**DO THIS:**
Each record is to be transcribed exactly.

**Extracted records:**
START
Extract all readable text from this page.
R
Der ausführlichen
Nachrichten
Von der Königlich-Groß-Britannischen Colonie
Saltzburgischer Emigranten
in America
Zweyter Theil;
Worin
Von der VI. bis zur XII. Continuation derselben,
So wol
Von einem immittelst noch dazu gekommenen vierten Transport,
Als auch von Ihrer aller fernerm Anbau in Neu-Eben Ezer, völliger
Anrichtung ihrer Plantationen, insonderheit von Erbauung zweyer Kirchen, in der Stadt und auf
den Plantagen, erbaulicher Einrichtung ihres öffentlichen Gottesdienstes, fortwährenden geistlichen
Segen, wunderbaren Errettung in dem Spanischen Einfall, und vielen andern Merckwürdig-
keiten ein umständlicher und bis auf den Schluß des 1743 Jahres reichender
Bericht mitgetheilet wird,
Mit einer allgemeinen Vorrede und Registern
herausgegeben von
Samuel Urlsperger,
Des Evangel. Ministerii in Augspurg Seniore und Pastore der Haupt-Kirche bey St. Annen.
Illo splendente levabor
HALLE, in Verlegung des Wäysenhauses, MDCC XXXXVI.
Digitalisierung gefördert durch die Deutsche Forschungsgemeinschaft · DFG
END
**SOLUTION TO THIS PROBLEM:**
Extract all readable text from this page.
R
Der ausführlichen
Nachrichten
Von der Königlich-Groß-Britannischen Colonie
Saltzburgischer Emigranten
in America
Zweyter Theil;
Worin
Von der VI. bis zur XII. Continuation derselben,
So wol
Von einem immittelst noch dazu gekommenen vierten Transport,
Als auch von Ihrer aller fernerm Anbau in Neu-Eben Ezer, völliger
Anrichtung ihrer Plantationen, insonderheit von Erbauung zweyer Kirchen, in der Stadt und auf
den Plantagen, erbaulicher Einrichtung ihres öffentlichen Gottesdienstes, fortwährenden geistlichen
Segen, wunderbaren Errettung in dem Spanischen Einfall, und vielen andern Merckwürdig-
keiten ein umständlicher und bis auf den Schluß des 1743 Jahres reichender
Bericht mitgetheilet wird,
Mit einer allgemeinen Vorrede und Registern
herausgegeben von
Samuel Urlsperger,
Des Evangel. Ministerii in Augspurg Seniore und Pastore der Haupt-Kirche bey St. Annen.
Illo splendente levabor
HALLE, in Verlegung des Wäysenhauses, MDCC XXXXVI.
Digitalisierung gefördert durch die Deutsche Forschungsgemeinschaft · DFG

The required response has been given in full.